*Your goal*.
Scan the records for the string "haris"; copy each line where it occurs.

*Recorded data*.

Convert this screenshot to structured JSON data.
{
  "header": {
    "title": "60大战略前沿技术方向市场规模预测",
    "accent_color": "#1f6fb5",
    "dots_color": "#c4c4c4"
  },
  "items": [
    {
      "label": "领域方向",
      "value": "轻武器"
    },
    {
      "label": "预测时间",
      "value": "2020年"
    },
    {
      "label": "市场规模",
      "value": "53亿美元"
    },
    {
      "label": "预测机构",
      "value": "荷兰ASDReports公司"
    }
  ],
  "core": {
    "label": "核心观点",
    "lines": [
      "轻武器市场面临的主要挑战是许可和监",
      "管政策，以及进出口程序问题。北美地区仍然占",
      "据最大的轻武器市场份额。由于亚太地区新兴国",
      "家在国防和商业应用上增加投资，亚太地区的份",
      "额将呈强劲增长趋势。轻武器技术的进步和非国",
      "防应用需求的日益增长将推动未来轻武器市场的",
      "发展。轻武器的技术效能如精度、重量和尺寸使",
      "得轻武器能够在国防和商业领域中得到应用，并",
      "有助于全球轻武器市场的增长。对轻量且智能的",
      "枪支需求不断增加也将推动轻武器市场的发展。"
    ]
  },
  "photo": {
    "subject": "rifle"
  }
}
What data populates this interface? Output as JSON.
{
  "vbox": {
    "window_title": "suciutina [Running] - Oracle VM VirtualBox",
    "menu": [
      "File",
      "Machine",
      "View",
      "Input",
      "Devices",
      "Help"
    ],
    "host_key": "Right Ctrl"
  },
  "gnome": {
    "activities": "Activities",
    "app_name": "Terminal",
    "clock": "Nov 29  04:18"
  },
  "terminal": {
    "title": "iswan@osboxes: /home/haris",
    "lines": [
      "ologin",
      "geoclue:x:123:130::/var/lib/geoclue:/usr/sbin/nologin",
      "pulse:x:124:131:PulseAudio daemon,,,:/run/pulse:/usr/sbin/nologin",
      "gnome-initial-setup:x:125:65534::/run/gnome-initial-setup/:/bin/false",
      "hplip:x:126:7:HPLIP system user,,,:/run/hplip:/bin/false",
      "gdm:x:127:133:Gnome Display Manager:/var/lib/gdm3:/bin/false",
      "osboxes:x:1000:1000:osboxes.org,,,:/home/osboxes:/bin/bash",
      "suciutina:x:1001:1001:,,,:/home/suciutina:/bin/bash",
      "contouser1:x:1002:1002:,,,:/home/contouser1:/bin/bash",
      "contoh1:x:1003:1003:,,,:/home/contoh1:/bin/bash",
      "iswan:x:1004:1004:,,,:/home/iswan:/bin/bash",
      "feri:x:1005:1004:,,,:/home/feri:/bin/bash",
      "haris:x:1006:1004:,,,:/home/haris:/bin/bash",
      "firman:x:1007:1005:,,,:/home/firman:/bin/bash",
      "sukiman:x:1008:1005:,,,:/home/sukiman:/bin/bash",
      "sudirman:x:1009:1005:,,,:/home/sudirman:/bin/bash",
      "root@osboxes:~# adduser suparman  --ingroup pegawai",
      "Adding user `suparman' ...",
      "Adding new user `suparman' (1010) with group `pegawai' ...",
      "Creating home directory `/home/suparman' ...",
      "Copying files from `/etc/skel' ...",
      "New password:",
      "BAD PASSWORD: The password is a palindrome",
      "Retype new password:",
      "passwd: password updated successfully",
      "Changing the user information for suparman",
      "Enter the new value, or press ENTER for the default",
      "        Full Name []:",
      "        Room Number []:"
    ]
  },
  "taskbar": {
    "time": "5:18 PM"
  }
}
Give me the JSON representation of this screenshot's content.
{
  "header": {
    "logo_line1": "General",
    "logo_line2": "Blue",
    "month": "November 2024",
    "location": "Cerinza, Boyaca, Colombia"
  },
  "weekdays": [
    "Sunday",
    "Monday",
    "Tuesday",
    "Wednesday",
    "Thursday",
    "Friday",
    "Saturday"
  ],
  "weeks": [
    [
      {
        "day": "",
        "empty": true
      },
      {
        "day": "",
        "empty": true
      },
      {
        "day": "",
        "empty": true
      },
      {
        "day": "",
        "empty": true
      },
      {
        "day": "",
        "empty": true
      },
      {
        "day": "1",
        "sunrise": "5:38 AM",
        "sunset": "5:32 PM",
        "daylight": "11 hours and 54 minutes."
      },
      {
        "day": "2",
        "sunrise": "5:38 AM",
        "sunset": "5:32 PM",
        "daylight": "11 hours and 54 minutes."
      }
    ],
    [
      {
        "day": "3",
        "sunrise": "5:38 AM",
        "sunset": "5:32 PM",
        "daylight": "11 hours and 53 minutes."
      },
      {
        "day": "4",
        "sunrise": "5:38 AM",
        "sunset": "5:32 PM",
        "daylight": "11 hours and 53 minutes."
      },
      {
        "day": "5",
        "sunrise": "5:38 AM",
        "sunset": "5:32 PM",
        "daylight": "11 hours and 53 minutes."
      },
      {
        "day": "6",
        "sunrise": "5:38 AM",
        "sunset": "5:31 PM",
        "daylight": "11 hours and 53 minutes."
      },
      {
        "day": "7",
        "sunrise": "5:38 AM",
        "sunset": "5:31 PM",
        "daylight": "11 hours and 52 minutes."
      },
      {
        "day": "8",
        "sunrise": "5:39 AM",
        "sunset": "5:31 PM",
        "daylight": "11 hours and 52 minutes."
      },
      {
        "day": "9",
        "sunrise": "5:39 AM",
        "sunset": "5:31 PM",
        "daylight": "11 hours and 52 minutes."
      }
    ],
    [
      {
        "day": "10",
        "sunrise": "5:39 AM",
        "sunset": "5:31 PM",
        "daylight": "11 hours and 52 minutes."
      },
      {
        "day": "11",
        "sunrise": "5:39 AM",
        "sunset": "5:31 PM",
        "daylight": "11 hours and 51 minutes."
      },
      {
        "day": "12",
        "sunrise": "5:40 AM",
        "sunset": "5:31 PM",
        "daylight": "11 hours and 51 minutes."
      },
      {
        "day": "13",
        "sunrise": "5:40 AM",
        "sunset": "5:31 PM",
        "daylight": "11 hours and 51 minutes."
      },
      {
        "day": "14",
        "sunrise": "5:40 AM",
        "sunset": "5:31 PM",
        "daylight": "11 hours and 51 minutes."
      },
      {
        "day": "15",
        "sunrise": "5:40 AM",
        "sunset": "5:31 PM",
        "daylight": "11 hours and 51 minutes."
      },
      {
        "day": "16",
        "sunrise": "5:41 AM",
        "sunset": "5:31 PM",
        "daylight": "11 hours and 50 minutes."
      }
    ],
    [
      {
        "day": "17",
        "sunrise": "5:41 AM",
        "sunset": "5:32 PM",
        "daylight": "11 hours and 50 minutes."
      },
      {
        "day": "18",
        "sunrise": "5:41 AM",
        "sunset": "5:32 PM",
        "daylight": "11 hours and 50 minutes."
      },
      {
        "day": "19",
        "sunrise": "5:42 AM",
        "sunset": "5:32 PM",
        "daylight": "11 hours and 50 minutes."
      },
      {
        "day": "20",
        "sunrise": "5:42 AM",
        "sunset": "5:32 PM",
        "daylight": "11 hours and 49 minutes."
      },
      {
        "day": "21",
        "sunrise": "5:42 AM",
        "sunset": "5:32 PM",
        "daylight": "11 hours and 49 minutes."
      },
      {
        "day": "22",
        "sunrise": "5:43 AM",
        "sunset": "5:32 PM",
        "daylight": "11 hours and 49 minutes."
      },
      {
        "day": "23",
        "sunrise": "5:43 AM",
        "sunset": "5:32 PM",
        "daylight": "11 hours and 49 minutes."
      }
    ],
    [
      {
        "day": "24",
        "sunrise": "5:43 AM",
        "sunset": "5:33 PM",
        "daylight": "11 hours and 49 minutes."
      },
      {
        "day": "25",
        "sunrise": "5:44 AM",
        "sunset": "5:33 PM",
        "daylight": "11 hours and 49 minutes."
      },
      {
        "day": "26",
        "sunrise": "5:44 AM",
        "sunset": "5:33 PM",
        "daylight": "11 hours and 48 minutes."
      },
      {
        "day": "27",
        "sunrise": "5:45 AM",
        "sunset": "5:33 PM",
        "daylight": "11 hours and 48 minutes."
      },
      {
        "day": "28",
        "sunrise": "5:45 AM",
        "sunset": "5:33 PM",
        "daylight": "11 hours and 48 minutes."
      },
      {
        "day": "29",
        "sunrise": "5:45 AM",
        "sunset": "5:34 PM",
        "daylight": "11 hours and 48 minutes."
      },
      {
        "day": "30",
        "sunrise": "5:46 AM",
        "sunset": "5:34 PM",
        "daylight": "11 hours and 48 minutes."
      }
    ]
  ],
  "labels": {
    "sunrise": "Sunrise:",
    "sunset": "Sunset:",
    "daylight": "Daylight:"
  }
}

*Solution to this exercise*.
    "title": "iswan@osboxes: /home/haris",
      "haris:x:1006:1004:,,,:/home/haris:/bin/bash",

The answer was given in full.